▶ Job
Count the lines in the data below where the string "click" occurs, please, and give the number alone.
»»
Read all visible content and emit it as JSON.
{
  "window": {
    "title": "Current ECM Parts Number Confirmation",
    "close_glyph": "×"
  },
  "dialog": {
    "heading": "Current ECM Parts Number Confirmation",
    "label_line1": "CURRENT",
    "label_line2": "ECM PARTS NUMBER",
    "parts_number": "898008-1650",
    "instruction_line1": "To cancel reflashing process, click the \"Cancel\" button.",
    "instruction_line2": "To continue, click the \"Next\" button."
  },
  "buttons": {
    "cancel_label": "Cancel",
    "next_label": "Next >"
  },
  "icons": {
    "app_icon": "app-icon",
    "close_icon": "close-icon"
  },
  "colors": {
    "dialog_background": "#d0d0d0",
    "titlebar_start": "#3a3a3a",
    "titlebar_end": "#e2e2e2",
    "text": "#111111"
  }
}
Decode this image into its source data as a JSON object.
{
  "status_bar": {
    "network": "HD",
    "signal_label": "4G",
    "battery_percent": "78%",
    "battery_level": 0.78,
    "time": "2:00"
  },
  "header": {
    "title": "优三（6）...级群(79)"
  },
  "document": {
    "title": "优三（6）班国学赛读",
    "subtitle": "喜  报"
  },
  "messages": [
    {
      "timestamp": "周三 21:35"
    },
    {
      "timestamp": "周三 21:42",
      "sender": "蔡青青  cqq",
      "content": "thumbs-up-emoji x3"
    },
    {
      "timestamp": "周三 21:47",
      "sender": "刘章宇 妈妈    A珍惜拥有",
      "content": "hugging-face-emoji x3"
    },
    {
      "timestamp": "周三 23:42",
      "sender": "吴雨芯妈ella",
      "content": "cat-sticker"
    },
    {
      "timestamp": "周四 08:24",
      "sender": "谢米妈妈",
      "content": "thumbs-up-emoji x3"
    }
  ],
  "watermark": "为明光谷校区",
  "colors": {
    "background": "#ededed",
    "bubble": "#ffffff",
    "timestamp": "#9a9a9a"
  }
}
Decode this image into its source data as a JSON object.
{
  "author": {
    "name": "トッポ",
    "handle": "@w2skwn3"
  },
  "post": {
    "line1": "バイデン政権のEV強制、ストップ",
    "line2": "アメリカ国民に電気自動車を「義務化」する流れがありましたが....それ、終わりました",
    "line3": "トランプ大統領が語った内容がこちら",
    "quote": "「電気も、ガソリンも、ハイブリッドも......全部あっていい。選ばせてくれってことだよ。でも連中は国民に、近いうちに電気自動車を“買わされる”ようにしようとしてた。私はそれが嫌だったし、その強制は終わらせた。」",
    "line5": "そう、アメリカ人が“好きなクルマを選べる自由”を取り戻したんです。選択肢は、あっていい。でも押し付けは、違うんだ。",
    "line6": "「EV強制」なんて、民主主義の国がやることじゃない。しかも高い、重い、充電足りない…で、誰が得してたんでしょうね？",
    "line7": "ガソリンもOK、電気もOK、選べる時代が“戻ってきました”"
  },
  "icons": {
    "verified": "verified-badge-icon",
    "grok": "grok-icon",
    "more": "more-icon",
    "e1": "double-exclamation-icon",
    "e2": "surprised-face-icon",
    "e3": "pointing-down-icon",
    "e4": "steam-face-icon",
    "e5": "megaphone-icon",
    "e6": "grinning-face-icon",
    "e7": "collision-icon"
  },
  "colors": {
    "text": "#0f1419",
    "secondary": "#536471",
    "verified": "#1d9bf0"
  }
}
««
▶ Result
2